[Recorded data]

:::

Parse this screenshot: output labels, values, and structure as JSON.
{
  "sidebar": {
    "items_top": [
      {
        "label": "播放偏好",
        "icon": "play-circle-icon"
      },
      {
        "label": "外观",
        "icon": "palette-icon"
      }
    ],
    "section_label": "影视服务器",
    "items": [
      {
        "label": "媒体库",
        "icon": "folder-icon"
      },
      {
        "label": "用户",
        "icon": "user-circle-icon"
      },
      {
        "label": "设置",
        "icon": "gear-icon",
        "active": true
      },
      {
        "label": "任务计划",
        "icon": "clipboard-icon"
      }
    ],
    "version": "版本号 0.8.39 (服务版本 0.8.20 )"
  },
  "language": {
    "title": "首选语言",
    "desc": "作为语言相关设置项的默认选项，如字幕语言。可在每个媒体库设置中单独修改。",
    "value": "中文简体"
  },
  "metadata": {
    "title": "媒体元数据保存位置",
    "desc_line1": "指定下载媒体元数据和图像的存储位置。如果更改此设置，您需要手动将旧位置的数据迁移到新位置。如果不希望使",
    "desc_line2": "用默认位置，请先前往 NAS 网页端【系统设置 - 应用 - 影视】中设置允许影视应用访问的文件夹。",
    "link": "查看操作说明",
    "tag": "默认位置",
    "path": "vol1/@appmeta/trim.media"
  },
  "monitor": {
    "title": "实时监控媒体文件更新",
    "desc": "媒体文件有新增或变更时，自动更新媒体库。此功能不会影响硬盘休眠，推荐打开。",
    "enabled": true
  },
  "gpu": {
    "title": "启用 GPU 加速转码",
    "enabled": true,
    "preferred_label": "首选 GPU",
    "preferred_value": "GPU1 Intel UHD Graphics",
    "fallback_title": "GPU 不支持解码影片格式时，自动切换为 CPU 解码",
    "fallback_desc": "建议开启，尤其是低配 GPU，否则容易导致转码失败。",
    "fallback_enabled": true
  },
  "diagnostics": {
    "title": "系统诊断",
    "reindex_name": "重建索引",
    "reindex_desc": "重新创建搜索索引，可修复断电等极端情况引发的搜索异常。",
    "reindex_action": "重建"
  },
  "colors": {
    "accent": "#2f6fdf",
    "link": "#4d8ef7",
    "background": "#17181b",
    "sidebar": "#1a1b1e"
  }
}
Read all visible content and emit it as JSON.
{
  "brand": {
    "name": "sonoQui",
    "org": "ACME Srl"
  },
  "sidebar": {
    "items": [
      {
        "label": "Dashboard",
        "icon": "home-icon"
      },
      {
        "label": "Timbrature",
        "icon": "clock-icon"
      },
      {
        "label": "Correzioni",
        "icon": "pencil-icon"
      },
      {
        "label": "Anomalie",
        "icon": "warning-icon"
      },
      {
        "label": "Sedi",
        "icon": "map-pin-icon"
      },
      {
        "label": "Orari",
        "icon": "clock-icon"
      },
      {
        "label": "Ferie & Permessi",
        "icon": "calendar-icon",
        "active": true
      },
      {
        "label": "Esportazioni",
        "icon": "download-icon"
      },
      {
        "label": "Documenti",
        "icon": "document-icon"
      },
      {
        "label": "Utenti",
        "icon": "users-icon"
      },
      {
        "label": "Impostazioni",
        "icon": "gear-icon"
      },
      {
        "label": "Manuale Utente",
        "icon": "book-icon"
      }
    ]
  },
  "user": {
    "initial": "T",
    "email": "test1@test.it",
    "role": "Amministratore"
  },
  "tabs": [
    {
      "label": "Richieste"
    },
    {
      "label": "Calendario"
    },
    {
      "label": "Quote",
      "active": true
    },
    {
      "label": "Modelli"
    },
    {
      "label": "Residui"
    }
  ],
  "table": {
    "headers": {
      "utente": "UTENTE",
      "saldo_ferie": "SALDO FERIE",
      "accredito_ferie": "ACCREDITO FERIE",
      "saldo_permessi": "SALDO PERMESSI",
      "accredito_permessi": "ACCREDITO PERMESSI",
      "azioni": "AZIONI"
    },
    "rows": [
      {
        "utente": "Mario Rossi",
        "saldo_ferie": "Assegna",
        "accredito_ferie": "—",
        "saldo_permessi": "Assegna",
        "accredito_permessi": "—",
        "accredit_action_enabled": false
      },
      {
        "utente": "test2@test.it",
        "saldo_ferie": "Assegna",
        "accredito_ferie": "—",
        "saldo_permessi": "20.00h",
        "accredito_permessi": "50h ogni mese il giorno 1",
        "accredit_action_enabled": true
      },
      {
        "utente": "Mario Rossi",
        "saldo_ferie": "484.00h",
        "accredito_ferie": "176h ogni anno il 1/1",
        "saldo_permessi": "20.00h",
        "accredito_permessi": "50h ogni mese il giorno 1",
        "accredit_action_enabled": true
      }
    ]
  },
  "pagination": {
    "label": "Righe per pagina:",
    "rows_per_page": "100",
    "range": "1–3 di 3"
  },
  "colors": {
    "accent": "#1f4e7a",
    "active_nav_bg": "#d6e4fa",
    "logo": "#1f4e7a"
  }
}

:::

From the listing above, pick out every line containing "JSON".

Parse this screenshot: output labels, values, and structure as JSON.
Read all visible content and emit it as JSON.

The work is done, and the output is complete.